Leave out the pictures and repeat everything else in the records exactly.

..............................

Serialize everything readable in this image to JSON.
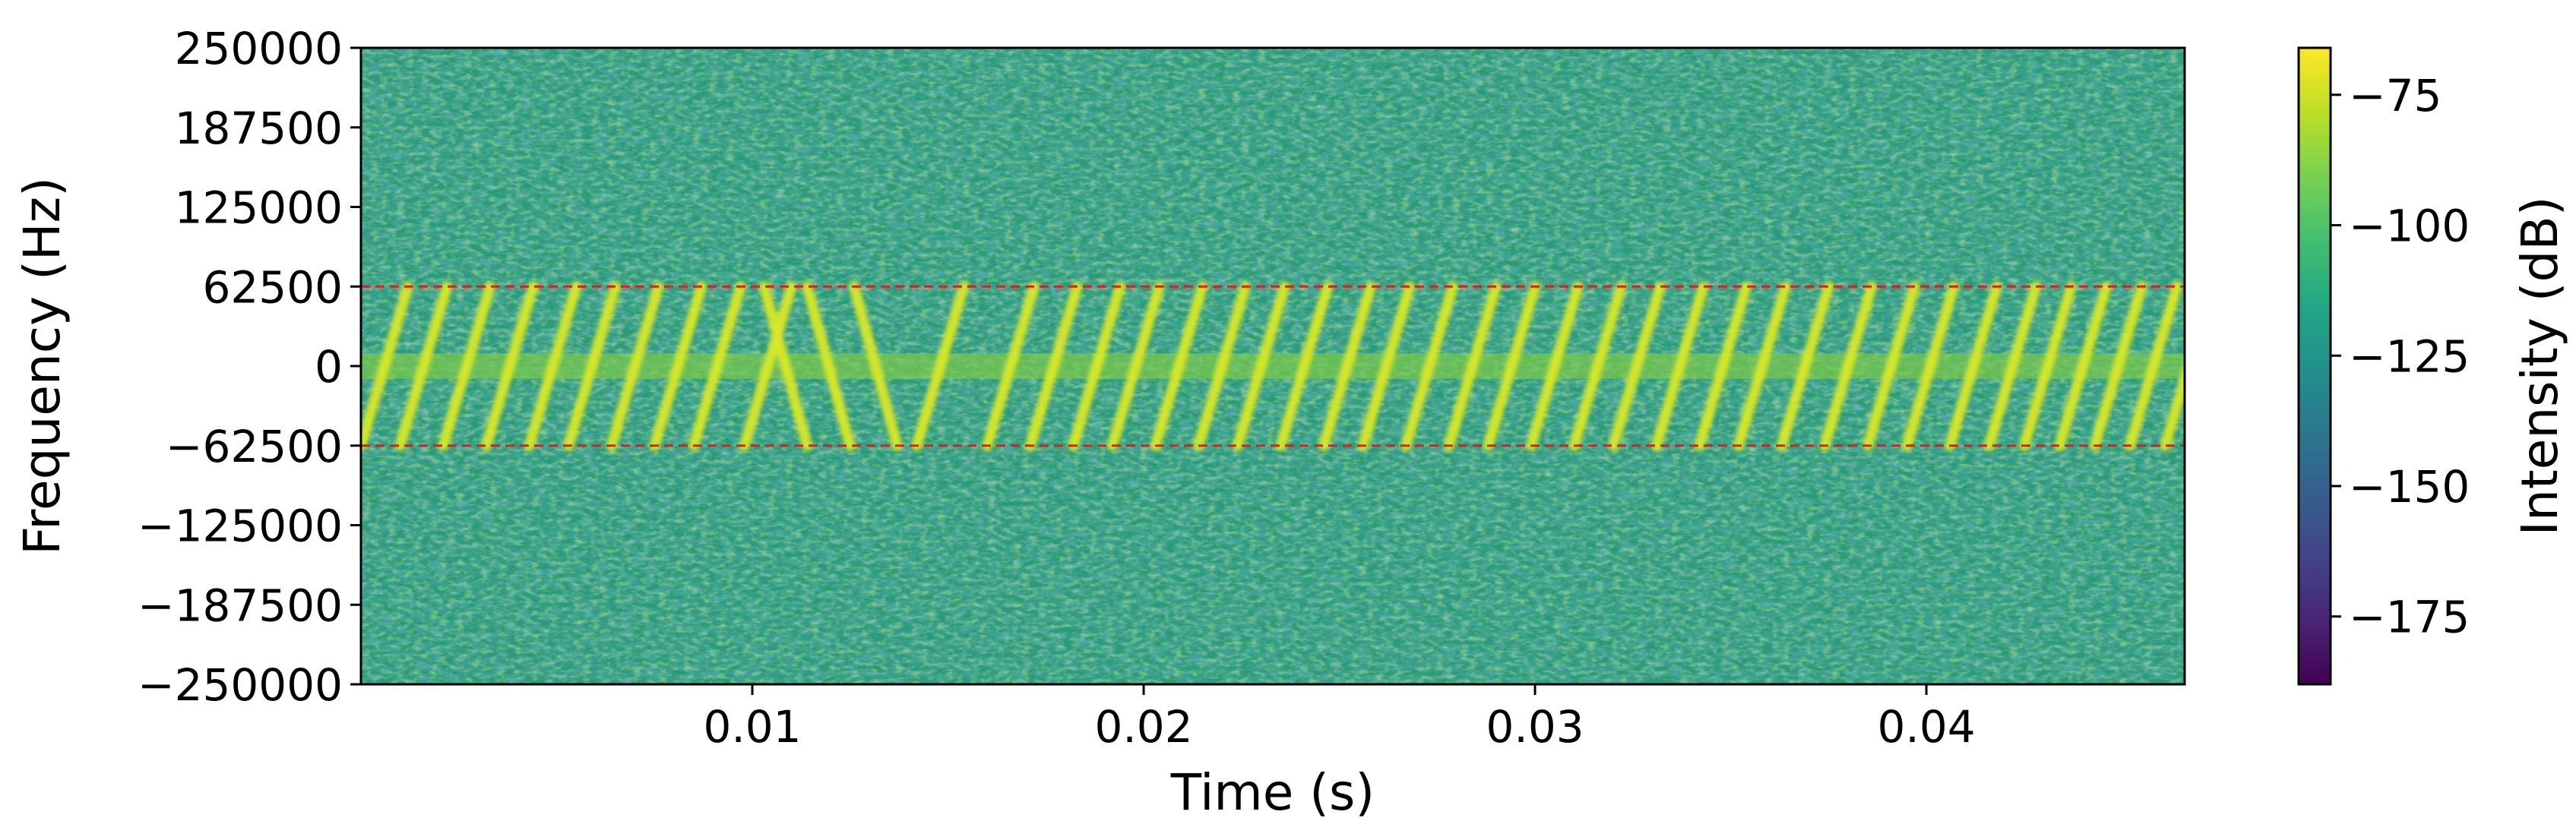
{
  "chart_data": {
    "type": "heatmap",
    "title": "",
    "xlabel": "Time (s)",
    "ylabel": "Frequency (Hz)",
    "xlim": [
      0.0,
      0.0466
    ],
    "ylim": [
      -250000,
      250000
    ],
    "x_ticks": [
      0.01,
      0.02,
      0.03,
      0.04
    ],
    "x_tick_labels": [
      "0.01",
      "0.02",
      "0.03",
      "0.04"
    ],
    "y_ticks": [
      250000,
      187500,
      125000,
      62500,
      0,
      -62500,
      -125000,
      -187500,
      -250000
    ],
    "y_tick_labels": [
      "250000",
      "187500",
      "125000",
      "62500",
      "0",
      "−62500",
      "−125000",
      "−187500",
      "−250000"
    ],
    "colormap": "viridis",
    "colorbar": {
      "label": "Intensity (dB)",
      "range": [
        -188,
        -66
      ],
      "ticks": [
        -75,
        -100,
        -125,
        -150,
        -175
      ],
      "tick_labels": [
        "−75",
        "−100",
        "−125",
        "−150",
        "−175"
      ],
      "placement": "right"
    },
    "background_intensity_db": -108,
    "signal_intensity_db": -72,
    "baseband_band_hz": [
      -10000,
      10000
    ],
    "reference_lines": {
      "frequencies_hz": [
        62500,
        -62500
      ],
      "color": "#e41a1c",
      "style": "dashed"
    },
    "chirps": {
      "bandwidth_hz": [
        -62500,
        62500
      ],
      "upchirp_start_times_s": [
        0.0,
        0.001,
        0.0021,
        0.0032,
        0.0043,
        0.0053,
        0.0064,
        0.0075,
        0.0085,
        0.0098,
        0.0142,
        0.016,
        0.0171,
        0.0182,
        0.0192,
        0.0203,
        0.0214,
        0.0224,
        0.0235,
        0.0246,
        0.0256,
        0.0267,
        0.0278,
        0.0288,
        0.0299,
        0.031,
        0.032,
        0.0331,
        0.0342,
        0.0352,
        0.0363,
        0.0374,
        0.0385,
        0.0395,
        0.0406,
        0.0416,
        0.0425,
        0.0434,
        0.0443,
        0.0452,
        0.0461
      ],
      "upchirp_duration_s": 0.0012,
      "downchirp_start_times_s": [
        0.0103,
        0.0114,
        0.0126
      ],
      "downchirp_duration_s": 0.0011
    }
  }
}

..............................

Solution for this task:
Serialize everything readable in this image to JSON.
{
  "chart_data": {
    "type": "heatmap",
    "title": "",
    "xlabel": "Time (s)",
    "ylabel": "Frequency (Hz)",
    "xlim": [
      0.0,
      0.0466
    ],
    "ylim": [
      -250000,
      250000
    ],
    "x_ticks": [
      0.01,
      0.02,
      0.03,
      0.04
    ],
    "x_tick_labels": [
      "0.01",
      "0.02",
      "0.03",
      "0.04"
    ],
    "y_ticks": [
      250000,
      187500,
      125000,
      62500,
      0,
      -62500,
      -125000,
      -187500,
      -250000
    ],
    "y_tick_labels": [
      "250000",
      "187500",
      "125000",
      "62500",
      "0",
      "−62500",
      "−125000",
      "−187500",
      "−250000"
    ],
    "colormap": "viridis",
    "colorbar": {
      "label": "Intensity (dB)",
      "range": [
        -188,
        -66
      ],
      "ticks": [
        -75,
        -100,
        -125,
        -150,
        -175
      ],
      "tick_labels": [
        "−75",
        "−100",
        "−125",
        "−150",
        "−175"
      ],
      "placement": "right"
    },
    "background_intensity_db": -108,
    "signal_intensity_db": -72,
    "baseband_band_hz": [
      -10000,
      10000
    ],
    "reference_lines": {
      "frequencies_hz": [
        62500,
        -62500
      ],
      "color": "#e41a1c",
      "style": "dashed"
    },
    "chirps": {
      "bandwidth_hz": [
        -62500,
        62500
      ],
      "upchirp_start_times_s": [
        0.0,
        0.001,
        0.0021,
        0.0032,
        0.0043,
        0.0053,
        0.0064,
        0.0075,
        0.0085,
        0.0098,
        0.0142,
        0.016,
        0.0171,
        0.0182,
        0.0192,
        0.0203,
        0.0214,
        0.0224,
        0.0235,
        0.0246,
        0.0256,
        0.0267,
        0.0278,
        0.0288,
        0.0299,
        0.031,
        0.032,
        0.0331,
        0.0342,
        0.0352,
        0.0363,
        0.0374,
        0.0385,
        0.0395,
        0.0406,
        0.0416,
        0.0425,
        0.0434,
        0.0443,
        0.0452,
        0.0461
      ],
      "upchirp_duration_s": 0.0012,
      "downchirp_start_times_s": [
        0.0103,
        0.0114,
        0.0126
      ],
      "downchirp_duration_s": 0.0011
    }
  }
}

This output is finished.